• DESCRIPTION OF THE TASK:
Count every line in the following entries where the word "Виділіть" appears. Give the count alone.

::: DATASET

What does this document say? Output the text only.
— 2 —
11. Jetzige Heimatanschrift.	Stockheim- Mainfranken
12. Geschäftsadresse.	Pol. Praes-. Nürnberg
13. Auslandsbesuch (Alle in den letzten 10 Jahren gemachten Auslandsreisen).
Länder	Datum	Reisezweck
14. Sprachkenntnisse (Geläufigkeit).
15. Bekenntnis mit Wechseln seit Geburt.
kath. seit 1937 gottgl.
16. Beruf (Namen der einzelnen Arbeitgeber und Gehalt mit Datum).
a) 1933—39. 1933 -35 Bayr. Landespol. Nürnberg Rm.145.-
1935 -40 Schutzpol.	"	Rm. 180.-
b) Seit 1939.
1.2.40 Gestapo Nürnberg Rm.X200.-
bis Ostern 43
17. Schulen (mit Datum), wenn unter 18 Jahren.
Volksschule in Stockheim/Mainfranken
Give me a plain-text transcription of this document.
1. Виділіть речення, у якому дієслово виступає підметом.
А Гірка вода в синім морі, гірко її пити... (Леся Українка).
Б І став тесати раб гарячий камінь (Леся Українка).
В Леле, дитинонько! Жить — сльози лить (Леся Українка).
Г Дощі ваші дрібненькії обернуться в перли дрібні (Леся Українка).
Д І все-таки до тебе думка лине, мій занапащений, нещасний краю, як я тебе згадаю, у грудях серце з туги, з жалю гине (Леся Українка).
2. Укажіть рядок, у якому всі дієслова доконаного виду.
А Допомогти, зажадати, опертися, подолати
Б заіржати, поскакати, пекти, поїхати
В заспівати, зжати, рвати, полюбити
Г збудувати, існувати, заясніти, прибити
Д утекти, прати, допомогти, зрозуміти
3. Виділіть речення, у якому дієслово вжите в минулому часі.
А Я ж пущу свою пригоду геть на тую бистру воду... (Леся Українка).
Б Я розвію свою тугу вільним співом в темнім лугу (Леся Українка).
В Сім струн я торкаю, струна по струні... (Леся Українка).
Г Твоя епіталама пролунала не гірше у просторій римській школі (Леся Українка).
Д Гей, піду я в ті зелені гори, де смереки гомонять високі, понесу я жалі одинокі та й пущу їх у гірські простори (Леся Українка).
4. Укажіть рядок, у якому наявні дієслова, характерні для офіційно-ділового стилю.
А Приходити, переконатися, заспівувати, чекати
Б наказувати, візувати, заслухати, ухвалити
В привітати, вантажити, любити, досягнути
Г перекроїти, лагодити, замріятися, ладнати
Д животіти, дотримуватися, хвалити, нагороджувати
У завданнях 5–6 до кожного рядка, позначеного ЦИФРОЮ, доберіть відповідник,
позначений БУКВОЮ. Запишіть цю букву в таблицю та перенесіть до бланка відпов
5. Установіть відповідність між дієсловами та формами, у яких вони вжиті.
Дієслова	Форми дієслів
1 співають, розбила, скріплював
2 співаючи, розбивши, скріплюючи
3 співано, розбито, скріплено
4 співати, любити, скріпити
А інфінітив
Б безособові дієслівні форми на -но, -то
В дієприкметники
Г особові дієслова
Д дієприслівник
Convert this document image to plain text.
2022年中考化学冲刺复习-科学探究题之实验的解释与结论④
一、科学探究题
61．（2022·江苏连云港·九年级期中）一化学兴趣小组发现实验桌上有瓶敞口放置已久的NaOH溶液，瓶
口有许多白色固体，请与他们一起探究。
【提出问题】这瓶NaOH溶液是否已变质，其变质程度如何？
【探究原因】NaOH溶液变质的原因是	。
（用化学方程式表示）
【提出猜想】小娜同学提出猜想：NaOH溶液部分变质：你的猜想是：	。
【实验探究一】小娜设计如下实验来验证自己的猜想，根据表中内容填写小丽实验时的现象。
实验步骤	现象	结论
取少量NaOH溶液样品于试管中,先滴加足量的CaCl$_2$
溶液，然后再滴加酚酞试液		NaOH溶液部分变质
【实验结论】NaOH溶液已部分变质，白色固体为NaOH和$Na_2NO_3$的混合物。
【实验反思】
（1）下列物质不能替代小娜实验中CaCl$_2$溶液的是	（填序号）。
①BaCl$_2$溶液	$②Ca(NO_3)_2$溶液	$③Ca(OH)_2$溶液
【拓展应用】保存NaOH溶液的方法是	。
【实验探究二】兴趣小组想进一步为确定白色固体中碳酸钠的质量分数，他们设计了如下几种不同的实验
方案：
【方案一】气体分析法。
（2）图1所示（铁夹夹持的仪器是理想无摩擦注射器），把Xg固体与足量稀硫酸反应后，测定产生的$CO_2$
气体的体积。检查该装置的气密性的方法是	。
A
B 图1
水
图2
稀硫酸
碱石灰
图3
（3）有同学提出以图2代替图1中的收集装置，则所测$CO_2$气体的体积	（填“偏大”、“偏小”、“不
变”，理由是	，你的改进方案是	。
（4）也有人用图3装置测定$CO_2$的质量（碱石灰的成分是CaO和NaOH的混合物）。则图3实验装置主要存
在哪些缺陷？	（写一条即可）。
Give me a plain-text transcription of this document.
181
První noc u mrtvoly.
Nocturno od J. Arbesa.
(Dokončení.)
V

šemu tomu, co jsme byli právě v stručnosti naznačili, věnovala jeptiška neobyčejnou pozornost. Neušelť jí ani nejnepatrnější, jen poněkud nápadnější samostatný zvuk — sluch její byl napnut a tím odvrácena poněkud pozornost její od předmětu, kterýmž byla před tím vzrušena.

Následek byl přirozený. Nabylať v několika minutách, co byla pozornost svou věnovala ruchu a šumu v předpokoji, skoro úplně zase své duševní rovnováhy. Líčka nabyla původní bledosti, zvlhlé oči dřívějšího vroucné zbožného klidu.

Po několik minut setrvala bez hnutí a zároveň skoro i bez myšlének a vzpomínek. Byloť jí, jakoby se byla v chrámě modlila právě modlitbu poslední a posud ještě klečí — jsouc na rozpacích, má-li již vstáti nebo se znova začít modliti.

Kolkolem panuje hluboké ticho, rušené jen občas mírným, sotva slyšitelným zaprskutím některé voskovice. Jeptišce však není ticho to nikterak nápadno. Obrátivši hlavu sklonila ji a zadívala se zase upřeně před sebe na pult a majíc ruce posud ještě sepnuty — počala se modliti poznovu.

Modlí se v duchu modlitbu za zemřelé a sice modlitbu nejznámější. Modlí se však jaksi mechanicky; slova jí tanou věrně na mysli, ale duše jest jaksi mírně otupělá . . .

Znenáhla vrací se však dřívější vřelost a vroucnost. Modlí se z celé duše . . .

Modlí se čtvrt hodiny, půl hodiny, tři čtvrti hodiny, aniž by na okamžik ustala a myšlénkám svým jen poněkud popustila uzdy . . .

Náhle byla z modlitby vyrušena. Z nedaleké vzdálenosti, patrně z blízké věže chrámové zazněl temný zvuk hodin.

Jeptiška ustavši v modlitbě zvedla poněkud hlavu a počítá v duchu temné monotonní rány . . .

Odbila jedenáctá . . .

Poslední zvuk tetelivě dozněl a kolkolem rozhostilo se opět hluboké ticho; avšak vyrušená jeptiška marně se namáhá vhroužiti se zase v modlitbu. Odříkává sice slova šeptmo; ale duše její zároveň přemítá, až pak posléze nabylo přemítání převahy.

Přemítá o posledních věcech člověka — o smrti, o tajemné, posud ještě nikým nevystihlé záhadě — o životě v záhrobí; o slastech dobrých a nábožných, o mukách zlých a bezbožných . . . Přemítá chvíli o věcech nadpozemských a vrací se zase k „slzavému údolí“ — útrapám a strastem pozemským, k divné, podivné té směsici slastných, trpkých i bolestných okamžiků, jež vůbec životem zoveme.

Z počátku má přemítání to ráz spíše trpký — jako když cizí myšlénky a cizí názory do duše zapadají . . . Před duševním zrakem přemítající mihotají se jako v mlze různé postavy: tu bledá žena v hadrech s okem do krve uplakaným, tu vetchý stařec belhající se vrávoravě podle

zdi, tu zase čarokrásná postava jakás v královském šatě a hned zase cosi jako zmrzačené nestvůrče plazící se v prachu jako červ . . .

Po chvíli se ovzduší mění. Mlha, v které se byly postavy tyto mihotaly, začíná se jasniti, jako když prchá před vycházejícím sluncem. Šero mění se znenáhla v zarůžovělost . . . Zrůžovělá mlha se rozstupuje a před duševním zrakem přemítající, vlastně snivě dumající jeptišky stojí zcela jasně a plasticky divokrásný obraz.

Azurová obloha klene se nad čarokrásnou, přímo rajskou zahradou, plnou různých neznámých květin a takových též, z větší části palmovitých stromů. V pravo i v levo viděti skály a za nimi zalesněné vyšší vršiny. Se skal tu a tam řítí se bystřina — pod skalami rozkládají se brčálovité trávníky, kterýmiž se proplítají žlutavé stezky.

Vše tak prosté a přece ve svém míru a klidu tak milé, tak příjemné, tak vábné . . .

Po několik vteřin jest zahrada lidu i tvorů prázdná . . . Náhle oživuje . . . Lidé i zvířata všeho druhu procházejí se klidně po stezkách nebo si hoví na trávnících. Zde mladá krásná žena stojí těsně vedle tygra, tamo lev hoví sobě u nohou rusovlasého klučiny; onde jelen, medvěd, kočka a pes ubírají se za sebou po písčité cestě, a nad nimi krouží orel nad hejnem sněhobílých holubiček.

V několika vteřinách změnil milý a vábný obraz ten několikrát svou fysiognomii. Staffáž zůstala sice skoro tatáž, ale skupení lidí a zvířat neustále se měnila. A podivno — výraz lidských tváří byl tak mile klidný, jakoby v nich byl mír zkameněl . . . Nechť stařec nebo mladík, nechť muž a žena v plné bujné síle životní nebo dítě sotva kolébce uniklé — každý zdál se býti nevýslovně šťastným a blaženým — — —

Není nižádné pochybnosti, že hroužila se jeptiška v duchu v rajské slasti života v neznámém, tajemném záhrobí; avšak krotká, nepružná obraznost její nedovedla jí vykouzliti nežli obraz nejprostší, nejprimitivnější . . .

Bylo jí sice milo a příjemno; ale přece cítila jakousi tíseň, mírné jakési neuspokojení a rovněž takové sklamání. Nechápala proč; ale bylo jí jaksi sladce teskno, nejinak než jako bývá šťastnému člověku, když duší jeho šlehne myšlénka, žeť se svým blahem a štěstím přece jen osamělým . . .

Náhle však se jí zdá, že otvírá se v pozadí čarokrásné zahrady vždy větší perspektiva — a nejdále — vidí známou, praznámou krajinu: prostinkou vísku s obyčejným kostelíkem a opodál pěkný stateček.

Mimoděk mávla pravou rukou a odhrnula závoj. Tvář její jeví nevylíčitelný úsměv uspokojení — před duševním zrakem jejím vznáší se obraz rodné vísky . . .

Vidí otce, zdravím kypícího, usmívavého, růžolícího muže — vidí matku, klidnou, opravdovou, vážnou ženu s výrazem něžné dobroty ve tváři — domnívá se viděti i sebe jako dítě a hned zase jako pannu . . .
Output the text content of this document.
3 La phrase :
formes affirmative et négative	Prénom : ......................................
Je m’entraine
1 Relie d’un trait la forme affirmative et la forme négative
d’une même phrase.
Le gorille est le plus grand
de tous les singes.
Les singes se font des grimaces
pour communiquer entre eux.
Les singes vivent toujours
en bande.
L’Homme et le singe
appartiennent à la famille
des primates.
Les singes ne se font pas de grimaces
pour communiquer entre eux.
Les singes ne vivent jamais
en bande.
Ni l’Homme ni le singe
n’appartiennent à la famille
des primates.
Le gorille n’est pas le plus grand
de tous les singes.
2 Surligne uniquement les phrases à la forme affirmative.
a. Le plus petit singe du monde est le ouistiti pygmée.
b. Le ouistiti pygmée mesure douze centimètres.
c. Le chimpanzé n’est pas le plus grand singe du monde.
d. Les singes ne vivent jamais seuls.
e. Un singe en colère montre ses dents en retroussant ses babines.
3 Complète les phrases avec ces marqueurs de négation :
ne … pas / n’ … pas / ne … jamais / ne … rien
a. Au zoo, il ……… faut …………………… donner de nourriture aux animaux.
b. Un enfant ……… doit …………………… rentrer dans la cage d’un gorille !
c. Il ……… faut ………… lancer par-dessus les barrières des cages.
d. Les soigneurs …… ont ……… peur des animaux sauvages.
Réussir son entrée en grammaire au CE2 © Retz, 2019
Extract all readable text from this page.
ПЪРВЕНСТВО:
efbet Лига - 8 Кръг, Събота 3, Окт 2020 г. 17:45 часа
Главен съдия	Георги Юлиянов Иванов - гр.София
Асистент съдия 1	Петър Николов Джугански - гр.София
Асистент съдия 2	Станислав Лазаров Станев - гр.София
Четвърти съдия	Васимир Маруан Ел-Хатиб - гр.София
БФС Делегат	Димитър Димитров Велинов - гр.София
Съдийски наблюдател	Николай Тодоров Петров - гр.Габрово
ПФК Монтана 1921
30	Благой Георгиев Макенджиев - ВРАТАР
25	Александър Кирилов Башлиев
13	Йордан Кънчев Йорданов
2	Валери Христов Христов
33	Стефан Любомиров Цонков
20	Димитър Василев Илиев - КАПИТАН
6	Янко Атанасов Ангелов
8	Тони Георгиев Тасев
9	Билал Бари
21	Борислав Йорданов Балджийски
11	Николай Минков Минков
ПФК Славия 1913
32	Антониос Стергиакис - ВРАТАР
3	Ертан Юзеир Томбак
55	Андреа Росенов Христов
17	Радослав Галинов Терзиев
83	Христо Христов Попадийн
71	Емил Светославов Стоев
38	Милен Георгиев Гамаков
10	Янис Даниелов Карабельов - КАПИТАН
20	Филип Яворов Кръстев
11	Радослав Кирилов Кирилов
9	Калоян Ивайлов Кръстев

::::::

• IN RESPONSE:
2